WORK TO DO: Within the listing below, locate all lines containing the word "name". Copy each one.

● ● ●

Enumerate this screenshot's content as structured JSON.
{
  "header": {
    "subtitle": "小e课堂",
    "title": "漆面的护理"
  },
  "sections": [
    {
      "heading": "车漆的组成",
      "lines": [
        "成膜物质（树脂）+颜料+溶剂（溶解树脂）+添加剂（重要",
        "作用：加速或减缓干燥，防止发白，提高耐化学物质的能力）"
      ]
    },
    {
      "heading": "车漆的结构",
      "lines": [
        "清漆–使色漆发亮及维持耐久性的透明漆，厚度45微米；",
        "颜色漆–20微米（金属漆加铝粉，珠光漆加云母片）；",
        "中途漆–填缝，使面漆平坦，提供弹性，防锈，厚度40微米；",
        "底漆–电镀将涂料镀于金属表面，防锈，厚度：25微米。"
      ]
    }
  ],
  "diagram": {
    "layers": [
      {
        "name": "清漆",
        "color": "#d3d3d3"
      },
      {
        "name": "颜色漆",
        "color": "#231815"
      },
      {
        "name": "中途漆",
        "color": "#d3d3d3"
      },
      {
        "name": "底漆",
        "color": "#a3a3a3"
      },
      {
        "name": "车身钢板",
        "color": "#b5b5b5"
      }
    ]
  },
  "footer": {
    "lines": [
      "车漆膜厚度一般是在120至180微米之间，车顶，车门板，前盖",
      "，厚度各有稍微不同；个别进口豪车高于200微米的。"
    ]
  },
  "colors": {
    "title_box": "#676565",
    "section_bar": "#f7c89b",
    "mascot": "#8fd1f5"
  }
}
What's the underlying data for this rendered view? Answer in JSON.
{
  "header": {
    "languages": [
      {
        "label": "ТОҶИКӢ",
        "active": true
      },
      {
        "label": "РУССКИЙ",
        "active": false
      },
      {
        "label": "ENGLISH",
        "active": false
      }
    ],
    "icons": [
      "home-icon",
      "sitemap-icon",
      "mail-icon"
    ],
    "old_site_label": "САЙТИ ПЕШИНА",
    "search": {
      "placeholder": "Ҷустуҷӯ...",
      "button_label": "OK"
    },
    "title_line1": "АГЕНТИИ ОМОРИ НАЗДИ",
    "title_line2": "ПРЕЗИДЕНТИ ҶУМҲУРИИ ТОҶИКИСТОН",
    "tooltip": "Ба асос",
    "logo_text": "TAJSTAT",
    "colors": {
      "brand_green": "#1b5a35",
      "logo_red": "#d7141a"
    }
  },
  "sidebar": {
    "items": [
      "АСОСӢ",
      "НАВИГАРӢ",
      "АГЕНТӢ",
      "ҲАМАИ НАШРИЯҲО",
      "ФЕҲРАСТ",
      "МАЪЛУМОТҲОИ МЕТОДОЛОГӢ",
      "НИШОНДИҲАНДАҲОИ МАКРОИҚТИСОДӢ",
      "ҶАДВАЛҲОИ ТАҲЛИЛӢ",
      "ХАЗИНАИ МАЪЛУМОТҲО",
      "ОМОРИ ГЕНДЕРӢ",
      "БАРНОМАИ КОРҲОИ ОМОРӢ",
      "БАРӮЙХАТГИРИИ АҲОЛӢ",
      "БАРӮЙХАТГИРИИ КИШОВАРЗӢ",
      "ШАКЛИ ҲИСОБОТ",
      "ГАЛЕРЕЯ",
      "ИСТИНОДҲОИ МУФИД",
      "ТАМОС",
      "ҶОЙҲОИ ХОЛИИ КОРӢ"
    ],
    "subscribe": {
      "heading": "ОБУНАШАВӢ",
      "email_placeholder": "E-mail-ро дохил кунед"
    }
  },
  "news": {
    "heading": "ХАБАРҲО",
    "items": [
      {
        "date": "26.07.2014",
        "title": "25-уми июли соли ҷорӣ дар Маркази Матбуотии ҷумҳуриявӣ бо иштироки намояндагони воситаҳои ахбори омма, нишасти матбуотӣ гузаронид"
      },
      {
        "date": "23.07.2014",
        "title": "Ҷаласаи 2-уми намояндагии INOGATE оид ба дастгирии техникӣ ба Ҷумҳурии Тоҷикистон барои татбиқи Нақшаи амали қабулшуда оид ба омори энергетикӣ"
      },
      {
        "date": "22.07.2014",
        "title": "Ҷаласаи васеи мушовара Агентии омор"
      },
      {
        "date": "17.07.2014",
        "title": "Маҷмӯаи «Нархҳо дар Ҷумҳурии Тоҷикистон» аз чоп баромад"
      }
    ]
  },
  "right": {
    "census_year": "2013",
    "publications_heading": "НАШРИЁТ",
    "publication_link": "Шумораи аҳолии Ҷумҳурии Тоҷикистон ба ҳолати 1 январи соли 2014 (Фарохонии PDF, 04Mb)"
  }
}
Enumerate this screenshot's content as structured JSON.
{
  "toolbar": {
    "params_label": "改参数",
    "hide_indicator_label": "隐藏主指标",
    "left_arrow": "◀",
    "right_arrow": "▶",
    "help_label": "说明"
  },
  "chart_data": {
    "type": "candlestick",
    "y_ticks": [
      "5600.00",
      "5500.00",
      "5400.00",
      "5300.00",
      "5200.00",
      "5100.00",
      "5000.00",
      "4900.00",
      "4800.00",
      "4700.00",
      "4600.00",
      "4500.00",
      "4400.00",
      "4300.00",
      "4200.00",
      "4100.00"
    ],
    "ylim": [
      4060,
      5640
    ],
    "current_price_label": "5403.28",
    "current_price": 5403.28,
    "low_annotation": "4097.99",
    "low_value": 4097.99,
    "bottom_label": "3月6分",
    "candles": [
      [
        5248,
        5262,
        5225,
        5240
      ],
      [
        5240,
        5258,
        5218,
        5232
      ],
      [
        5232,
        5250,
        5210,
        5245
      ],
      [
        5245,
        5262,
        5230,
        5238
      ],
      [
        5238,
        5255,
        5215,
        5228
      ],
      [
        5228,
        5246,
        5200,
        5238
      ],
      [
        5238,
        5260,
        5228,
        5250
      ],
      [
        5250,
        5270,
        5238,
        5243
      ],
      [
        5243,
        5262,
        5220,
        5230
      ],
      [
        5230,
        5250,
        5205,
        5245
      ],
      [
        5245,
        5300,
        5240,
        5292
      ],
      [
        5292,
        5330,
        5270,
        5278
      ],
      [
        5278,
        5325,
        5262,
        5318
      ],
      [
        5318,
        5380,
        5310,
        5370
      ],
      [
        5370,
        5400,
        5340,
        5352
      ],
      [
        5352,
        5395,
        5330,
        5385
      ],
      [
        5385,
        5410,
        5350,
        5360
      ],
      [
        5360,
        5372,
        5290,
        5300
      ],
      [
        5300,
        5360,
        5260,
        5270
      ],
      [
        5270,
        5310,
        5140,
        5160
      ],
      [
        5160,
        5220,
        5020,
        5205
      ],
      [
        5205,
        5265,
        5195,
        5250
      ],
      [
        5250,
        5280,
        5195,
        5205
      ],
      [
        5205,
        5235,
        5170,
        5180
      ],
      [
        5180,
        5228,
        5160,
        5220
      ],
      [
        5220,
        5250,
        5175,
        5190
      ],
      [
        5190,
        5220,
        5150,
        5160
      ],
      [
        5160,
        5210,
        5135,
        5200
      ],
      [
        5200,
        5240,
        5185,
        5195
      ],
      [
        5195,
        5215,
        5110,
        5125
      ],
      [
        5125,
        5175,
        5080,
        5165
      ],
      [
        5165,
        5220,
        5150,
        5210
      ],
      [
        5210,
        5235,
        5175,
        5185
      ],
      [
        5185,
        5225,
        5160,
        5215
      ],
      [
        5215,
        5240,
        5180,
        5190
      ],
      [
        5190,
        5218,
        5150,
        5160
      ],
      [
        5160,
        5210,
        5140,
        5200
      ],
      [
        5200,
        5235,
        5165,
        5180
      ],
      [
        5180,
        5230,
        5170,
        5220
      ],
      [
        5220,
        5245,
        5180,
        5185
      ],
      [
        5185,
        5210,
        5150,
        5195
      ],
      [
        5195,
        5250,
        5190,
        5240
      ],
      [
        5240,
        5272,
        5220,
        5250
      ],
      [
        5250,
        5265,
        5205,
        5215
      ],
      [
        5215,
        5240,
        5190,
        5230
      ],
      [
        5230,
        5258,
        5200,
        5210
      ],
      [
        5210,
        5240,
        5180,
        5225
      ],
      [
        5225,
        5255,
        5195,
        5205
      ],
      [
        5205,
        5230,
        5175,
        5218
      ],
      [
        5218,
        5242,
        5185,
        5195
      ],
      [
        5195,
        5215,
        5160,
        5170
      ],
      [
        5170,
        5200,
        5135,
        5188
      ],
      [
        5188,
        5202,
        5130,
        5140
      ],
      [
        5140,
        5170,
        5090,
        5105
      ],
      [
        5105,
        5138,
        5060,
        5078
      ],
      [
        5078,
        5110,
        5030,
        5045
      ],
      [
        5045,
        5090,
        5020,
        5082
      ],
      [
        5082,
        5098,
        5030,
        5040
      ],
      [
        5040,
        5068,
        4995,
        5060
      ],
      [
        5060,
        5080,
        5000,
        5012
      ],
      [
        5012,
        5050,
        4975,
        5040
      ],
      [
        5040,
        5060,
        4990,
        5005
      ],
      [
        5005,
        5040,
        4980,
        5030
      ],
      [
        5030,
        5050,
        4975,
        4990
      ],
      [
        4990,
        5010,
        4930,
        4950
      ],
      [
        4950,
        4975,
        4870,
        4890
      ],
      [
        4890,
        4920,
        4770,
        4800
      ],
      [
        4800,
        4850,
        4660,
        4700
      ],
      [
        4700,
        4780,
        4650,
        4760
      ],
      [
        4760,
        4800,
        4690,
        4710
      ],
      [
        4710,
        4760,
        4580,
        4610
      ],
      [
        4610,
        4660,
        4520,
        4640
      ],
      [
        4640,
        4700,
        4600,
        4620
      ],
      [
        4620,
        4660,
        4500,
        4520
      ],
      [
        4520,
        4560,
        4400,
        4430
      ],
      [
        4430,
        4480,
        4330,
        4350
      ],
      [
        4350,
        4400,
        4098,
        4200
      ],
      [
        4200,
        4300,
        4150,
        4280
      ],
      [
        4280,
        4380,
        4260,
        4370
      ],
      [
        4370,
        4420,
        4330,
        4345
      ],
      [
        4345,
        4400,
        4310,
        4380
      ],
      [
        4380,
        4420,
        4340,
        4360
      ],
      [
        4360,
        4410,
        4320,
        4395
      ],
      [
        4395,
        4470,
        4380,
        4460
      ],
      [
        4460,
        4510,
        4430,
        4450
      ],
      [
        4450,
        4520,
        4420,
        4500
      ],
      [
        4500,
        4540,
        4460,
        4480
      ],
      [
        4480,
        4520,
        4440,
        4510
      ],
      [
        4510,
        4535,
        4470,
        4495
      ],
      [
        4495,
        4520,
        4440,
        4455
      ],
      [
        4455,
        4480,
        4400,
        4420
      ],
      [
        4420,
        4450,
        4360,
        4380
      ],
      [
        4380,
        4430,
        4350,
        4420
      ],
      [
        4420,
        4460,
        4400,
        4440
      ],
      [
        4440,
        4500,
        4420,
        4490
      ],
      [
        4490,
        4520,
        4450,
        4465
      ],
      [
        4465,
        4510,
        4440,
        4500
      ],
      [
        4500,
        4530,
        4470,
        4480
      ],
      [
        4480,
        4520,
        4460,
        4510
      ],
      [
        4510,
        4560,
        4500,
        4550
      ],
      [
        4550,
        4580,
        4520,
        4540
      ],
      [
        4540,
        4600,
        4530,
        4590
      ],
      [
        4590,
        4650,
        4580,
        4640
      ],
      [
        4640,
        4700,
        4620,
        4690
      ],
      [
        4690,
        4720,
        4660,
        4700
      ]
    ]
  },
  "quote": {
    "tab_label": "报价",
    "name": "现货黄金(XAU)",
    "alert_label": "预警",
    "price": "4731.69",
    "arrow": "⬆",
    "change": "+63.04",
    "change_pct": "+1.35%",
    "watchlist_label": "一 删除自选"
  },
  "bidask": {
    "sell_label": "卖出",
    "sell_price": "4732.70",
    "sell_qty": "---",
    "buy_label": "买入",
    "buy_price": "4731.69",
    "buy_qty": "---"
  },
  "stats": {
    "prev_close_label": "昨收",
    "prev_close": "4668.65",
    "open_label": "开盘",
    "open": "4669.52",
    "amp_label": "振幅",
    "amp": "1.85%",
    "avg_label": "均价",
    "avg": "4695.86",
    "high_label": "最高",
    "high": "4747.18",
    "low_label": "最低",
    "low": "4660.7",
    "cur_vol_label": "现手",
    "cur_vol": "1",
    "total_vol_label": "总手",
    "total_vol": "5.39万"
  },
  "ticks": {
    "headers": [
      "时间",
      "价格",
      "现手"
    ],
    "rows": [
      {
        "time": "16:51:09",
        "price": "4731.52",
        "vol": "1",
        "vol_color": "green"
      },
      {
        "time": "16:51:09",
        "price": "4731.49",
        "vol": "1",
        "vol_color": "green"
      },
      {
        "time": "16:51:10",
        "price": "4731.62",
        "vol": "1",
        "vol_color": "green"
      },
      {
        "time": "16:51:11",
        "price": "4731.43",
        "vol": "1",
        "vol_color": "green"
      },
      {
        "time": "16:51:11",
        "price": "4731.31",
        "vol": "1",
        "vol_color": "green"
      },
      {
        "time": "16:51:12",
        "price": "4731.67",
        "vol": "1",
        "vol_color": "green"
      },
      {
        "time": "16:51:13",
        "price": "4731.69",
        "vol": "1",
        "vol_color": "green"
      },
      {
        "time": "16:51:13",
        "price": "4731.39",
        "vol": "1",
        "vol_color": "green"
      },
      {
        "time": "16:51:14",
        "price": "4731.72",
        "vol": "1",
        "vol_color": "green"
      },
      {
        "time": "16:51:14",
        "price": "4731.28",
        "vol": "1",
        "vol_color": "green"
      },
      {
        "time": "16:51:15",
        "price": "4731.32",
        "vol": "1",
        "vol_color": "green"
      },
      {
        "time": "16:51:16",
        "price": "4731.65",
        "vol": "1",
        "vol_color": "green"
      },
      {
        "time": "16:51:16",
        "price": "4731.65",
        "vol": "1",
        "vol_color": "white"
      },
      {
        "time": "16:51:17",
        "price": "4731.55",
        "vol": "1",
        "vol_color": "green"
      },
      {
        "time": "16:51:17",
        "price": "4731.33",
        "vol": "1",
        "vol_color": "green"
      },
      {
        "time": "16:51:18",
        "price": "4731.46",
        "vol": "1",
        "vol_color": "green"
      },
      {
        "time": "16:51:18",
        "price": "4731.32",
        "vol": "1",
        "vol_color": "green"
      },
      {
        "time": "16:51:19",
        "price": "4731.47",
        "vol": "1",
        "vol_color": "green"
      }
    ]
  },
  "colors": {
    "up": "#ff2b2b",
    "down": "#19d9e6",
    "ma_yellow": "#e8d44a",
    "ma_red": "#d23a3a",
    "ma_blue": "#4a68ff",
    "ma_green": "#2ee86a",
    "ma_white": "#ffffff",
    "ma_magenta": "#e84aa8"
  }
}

● ● ●

EXPECTED OUTPUT:
        "name": "清漆",
        "name": "颜色漆",
        "name": "中途漆",
        "name": "底漆",
        "name": "车身钢板",
    "name": "现货黄金(XAU)",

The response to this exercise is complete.